##### Testo fornito #####

Di base, l’esperienza sul campo di battaglie è fondamentalmente la stessa rispetti ai classici della serie, sia chiaro. La volontà degli sviluppatori non era quella di snaturare Dynasty Warriors. Bensì di integrarlo con modifiche ed aggiunte tali da svecchiare una formula che stava arrancando sotto il peso degli anni. Ed in questo senso, l’obiettivo può ritenersi raggiunto. Parte del merito va condiviso anche con il lavoro svolto sul versante tecnico. Il titolo risulta infatti ben ottimizzato su PlayStation 5. Il colpo d’occhio è intrigante, coadiuvato da una stabilità di prestazioni tendenzialmente affidabile (soprattutto considerando le centinaia e centinaia di truppe a schermo).

E se siete ancora interdetti dall’assenza dei personaggi sbloccabili, dopo aver considerato il quadro di insieme vi possiamo rassicurare. Non solo le armi utilizzabili dal protagonista sono sufficientemente varie e diversificate da cambiare de facto l’approccio alle lotte, ma sarà altresì possibile comandare alcuni guerrieri in particolari momenti dell’avventura. Magari non una soluzione che farà contenti tutti, ma credeteci: il sacrificio ha giovato nell’economia complessiva del game design.

Alcune armi sono molto utili per il crowd control ma dovrete gestirne anche i difetti.

La foresta delle sberle volanti

L’andamento delle battaglie, dal canto loro, segue il medesimo canovaccio della saga. Lotte contro ondate di nemici per conquistare punti sensibili delle mappe, per raggiungere determinati checkpoint o per sconfiggere nemici specifici. Tuttavia le cose sono leggermente diverse in Origins.

Anzitutto, l’andamento delle battaglie è stato realizzato in maniera più dinamico e fluido. Un risultato ottenuto grazie all’indicatore di morale delle truppe. A a seconda degli eventi nel corso delle lotte, esso potrà influenzare in tempo reale atteggiamenti, potenza ed aggressività delle forze in campo. Omega Force ha poi introdotto la possibilità di impiegare abilità legate a specifici gruppi di soldati, aumentando la stratificazione delle manovre tattiche. Il giocatore dovrà così, come sempre, correre da un punto all’altro delle mappe gestendo con priorità gli obiettivi più importanti. Tuttavia dovrà farlo con intelligenza e rapidità di pensiero, visto che tra l’altro anche la difficoltà è stata ritoccata.

#####

Compiti ed esercizi:
a) Indica se ciascuna affermazione concorda con il testo su Dynasty Warriors Origins, rispondendo sì o no e citando le parole decisive: (i) il gioco è ben ottimizzato su PlayStation 5; (ii) gli sviluppatori volevano snaturare Dynasty Warriors; (iii) la difficoltà è rimasta invariata.
b) Trascrivi dal testo su Dynasty Warriors Origins il passo che comincia con "E se siete ancora" e prosegue fino a "del game design.".

##### Contenuto dei dati #####

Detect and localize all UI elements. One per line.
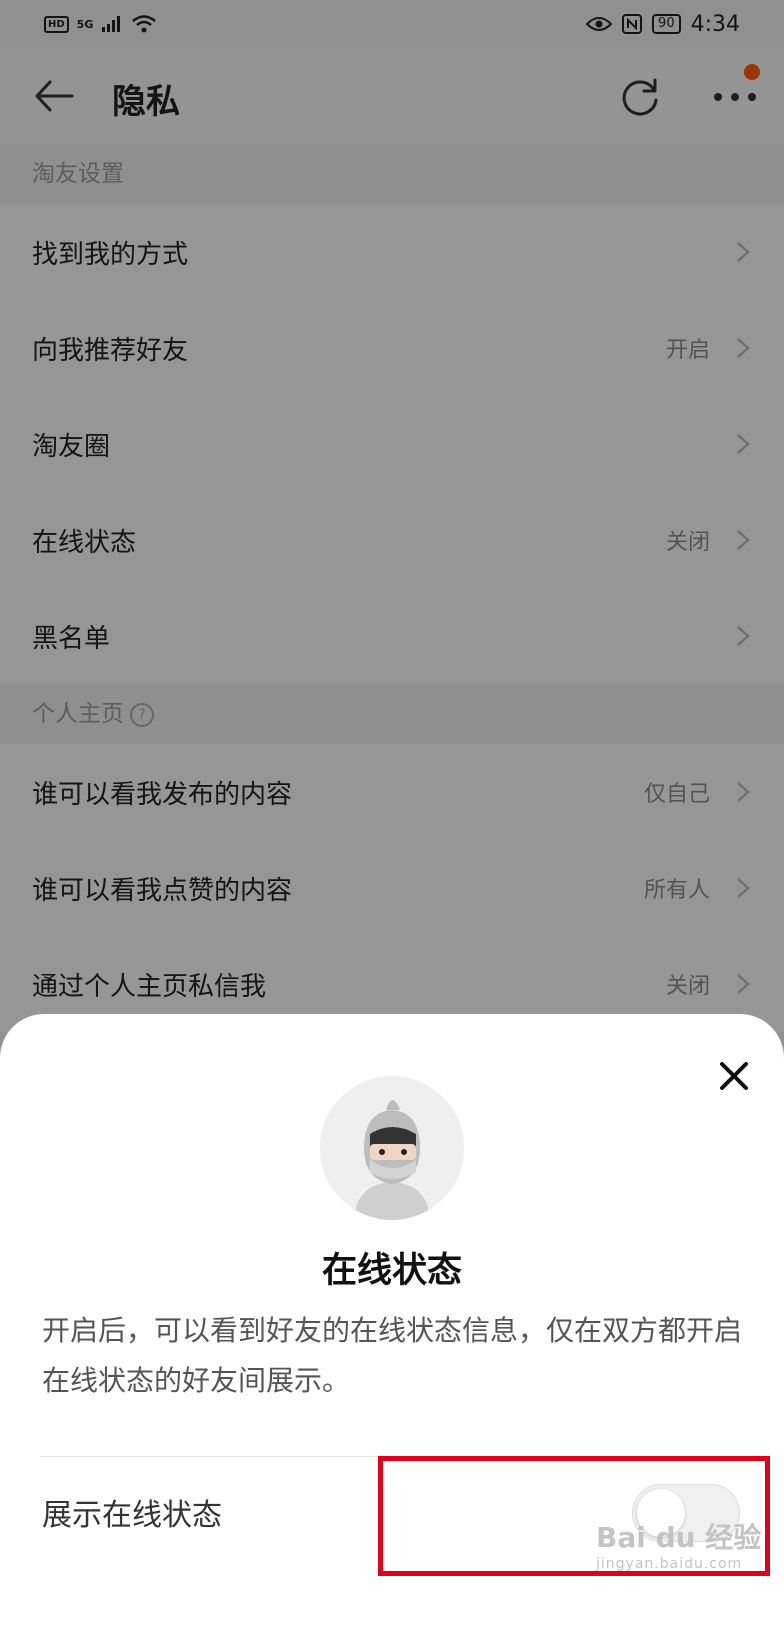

#####

Soluzioni qui sotto:
a)
(i) Sì: «Il titolo risulta infatti ben ottimizzato su PlayStation 5.»
(ii) No: «La volontà degli sviluppatori non era quella di snaturare Dynasty Warriors.»
(iii) No: «anche la difficoltà è stata ritoccata.»

b)
E se siete ancora interdetti dall’assenza dei personaggi sbloccabili, dopo aver considerato il quadro di insieme vi possiamo rassicurare. Non solo le armi utilizzabili dal protagonista sono sufficientemente varie e diversificate da cambiare de facto l’approccio alle lotte, ma sarà altresì possibile comandare alcuni guerrieri in particolari momenti dell’avventura. Magari non una soluzione che farà contenti tutti, ma credeteci: il sacrificio ha giovato nell’economia complessiva del game design.